EXERCISE TASK:
Repeat every record below exactly as written.

[Raw records]
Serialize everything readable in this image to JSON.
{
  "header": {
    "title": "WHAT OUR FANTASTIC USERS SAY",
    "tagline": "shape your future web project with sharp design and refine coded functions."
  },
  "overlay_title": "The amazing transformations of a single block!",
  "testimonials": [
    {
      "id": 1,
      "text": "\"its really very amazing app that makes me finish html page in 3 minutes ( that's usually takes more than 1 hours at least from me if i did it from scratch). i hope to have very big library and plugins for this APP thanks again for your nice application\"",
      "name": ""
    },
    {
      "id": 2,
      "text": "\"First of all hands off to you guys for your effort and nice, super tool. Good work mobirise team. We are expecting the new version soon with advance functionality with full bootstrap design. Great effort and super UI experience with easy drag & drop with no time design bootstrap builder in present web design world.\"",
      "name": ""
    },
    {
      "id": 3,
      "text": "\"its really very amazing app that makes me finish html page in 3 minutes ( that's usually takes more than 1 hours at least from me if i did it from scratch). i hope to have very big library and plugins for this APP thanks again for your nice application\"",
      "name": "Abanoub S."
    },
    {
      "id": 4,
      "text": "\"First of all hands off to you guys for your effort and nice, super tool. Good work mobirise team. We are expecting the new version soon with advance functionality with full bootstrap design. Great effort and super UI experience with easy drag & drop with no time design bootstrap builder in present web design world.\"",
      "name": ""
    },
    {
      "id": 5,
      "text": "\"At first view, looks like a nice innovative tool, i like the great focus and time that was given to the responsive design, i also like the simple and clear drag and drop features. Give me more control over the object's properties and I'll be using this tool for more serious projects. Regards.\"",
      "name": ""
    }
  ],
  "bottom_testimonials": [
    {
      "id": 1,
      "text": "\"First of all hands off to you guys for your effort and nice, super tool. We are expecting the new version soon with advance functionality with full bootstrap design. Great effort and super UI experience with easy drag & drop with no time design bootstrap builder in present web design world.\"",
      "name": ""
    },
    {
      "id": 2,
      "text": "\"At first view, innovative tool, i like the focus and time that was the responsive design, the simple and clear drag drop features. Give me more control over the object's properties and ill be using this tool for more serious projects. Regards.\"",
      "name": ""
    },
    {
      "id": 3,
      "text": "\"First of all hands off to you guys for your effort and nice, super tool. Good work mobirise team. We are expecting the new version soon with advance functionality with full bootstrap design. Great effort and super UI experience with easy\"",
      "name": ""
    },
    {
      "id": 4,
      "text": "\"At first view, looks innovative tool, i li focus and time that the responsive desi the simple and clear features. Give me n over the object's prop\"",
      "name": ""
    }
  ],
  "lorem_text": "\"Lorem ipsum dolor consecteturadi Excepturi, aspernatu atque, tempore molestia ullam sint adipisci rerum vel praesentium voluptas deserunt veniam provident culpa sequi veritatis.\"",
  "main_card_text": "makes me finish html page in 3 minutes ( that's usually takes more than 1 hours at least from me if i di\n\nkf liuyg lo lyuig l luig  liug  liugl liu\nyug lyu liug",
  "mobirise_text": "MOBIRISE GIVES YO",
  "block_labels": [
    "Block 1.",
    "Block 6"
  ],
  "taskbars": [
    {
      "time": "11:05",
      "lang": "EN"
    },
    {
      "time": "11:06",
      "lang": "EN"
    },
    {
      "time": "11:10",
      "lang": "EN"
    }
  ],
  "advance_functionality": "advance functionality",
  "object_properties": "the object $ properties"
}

FULL RESPONSE:
Serialize everything readable in this image to JSON.
{
  "header": {
    "title": "WHAT OUR FANTASTIC USERS SAY",
    "tagline": "shape your future web project with sharp design and refine coded functions."
  },
  "overlay_title": "The amazing transformations of a single block!",
  "testimonials": [
    {
      "id": 1,
      "text": "\"its really very amazing app that makes me finish html page in 3 minutes ( that's usually takes more than 1 hours at least from me if i did it from scratch). i hope to have very big library and plugins for this APP thanks again for your nice application\"",
      "name": ""
    },
    {
      "id": 2,
      "text": "\"First of all hands off to you guys for your effort and nice, super tool. Good work mobirise team. We are expecting the new version soon with advance functionality with full bootstrap design. Great effort and super UI experience with easy drag & drop with no time design bootstrap builder in present web design world.\"",
      "name": ""
    },
    {
      "id": 3,
      "text": "\"its really very amazing app that makes me finish html page in 3 minutes ( that's usually takes more than 1 hours at least from me if i did it from scratch). i hope to have very big library and plugins for this APP thanks again for your nice application\"",
      "name": "Abanoub S."
    },
    {
      "id": 4,
      "text": "\"First of all hands off to you guys for your effort and nice, super tool. Good work mobirise team. We are expecting the new version soon with advance functionality with full bootstrap design. Great effort and super UI experience with easy drag & drop with no time design bootstrap builder in present web design world.\"",
      "name": ""
    },
    {
      "id": 5,
      "text": "\"At first view, looks like a nice innovative tool, i like the great focus and time that was given to the responsive design, i also like the simple and clear drag and drop features. Give me more control over the object's properties and I'll be using this tool for more serious projects. Regards.\"",
      "name": ""
    }
  ],
  "bottom_testimonials": [
    {
      "id": 1,
      "text": "\"First of all hands off to you guys for your effort and nice, super tool. We are expecting the new version soon with advance functionality with full bootstrap design. Great effort and super UI experience with easy drag & drop with no time design bootstrap builder in present web design world.\"",
      "name": ""
    },
    {
      "id": 2,
      "text": "\"At first view, innovative tool, i like the focus and time that was the responsive design, the simple and clear drag drop features. Give me more control over the object's properties and ill be using this tool for more serious projects. Regards.\"",
      "name": ""
    },
    {
      "id": 3,
      "text": "\"First of all hands off to you guys for your effort and nice, super tool. Good work mobirise team. We are expecting the new version soon with advance functionality with full bootstrap design. Great effort and super UI experience with easy\"",
      "name": ""
    },
    {
      "id": 4,
      "text": "\"At first view, looks innovative tool, i li focus and time that the responsive desi the simple and clear features. Give me n over the object's prop\"",
      "name": ""
    }
  ],
  "lorem_text": "\"Lorem ipsum dolor consecteturadi Excepturi, aspernatu atque, tempore molestia ullam sint adipisci rerum vel praesentium voluptas deserunt veniam provident culpa sequi veritatis.\"",
  "main_card_text": "makes me finish html page in 3 minutes ( that's usually takes more than 1 hours at least from me if i di\n\nkf liuyg lo lyuig l luig  liug  liugl liu\nyug lyu liug",
  "mobirise_text": "MOBIRISE GIVES YO",
  "block_labels": [
    "Block 1.",
    "Block 6"
  ],
  "taskbars": [
    {
      "time": "11:05",
      "lang": "EN"
    },
    {
      "time": "11:06",
      "lang": "EN"
    },
    {
      "time": "11:10",
      "lang": "EN"
    }
  ],
  "advance_functionality": "advance functionality",
  "object_properties": "the object $ properties"
}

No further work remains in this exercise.